> **SUPPLIED DATA**:

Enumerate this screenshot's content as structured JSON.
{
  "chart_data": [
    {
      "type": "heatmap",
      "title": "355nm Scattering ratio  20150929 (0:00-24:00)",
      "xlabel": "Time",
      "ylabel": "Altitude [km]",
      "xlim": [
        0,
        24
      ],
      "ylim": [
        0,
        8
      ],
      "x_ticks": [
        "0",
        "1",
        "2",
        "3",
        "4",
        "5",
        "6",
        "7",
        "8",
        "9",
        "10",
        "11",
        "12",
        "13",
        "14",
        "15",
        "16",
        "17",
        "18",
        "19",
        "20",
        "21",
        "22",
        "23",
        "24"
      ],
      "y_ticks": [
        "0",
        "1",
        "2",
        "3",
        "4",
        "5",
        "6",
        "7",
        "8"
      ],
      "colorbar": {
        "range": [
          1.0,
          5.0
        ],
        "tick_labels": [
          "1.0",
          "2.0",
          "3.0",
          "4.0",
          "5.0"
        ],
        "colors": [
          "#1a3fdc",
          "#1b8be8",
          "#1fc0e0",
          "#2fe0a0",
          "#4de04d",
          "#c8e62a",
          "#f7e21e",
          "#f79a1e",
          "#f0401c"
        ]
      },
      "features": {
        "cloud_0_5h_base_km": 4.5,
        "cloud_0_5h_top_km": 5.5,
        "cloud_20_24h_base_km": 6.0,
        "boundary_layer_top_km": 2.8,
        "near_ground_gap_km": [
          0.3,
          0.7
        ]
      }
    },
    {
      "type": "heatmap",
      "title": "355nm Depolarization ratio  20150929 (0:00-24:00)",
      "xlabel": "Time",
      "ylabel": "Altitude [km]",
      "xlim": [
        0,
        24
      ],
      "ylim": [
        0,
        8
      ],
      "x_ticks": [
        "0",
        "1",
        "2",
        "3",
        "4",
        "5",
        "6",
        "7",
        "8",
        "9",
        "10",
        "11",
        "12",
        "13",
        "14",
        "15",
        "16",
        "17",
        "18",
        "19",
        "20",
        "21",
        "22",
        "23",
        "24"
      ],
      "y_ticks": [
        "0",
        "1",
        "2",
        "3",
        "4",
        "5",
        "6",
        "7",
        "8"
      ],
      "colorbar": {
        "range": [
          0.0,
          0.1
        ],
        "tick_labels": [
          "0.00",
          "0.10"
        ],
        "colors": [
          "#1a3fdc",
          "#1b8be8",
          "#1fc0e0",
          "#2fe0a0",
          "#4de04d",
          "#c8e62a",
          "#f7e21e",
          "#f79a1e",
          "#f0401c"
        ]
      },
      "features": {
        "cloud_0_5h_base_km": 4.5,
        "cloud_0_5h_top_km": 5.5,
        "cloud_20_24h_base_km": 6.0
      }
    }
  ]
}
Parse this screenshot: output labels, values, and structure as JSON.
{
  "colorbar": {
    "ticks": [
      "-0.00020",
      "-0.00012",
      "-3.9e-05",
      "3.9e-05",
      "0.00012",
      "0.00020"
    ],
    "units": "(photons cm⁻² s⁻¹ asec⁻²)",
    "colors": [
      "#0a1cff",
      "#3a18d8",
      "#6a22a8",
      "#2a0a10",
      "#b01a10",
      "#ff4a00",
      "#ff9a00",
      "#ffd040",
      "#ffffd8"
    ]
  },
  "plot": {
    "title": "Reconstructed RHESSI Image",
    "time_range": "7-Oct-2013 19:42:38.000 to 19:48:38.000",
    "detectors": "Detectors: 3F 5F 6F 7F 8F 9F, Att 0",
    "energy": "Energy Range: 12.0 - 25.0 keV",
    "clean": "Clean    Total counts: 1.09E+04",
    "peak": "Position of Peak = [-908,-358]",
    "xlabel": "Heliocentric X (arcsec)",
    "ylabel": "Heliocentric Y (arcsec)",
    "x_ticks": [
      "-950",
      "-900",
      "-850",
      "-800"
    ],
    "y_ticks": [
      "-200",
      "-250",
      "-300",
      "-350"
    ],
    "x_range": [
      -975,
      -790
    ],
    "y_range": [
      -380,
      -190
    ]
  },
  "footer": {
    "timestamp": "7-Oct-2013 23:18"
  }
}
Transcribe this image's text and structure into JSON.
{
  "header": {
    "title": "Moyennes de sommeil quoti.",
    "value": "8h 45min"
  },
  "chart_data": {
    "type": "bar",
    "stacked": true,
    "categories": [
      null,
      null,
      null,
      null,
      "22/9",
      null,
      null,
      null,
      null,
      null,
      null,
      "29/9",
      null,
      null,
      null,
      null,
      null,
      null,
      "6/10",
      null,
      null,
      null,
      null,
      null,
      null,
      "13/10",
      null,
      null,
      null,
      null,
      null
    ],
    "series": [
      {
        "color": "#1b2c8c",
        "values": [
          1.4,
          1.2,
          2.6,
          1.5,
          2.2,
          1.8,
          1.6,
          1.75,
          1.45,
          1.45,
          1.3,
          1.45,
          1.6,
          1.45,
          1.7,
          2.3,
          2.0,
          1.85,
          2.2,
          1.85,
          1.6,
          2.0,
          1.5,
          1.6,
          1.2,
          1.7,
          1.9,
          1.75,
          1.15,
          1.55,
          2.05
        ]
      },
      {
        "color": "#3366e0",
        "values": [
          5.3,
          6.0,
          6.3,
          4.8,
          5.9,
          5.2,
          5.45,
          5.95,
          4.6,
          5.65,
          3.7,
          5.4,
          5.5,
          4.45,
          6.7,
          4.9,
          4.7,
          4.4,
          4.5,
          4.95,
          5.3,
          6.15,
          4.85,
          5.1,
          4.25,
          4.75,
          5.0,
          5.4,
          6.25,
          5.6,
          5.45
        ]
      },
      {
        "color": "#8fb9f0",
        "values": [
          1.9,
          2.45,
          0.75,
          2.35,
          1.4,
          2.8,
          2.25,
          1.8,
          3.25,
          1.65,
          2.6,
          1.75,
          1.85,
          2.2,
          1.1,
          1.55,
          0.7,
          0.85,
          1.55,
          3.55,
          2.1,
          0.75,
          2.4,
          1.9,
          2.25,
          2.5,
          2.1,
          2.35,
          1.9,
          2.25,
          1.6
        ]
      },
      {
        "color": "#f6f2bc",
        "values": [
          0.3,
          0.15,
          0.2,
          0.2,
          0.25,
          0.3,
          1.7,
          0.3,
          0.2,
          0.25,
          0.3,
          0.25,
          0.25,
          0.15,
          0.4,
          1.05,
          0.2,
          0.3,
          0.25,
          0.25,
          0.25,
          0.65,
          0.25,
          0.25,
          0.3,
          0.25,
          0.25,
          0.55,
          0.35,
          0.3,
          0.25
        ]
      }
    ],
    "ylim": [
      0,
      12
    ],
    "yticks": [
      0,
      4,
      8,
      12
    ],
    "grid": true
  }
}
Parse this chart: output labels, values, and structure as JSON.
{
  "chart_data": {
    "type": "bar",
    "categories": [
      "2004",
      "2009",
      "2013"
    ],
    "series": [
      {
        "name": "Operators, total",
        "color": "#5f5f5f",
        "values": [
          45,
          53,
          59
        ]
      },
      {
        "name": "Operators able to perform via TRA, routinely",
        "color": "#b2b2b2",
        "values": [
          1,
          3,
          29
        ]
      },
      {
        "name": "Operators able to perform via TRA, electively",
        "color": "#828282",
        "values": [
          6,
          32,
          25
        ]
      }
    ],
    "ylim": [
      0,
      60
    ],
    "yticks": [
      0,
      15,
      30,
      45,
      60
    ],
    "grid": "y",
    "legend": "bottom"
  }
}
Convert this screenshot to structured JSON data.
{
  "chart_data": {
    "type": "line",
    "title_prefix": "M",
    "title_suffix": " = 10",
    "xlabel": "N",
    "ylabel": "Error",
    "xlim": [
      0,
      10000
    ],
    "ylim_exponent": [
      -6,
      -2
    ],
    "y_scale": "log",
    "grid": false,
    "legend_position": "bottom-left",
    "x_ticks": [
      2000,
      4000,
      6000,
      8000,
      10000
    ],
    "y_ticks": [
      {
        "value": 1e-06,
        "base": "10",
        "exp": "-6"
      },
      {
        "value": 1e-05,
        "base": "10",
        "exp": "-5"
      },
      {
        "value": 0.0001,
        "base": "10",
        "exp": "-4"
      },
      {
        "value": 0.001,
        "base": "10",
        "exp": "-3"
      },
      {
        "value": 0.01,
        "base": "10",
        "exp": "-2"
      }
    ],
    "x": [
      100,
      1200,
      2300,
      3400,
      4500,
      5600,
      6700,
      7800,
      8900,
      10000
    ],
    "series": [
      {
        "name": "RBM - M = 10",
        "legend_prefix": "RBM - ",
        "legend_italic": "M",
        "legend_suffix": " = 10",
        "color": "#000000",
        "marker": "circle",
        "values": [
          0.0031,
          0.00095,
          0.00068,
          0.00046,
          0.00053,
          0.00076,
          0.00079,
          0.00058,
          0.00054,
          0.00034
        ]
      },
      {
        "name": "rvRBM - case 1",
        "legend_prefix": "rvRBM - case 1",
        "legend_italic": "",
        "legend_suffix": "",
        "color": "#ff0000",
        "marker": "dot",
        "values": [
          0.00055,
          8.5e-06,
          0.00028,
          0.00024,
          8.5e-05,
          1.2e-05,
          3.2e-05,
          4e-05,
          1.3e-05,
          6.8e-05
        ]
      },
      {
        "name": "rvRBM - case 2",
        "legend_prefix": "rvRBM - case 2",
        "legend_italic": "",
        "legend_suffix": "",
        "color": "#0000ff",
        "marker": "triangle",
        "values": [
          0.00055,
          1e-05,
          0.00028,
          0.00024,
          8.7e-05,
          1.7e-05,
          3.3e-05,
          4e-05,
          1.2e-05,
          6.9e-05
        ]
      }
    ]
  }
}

> **YOUR TASK**:
Provide only the count of lines in the data above that include the string "rvRBM".

> **CORRECT OUTPUT**:
4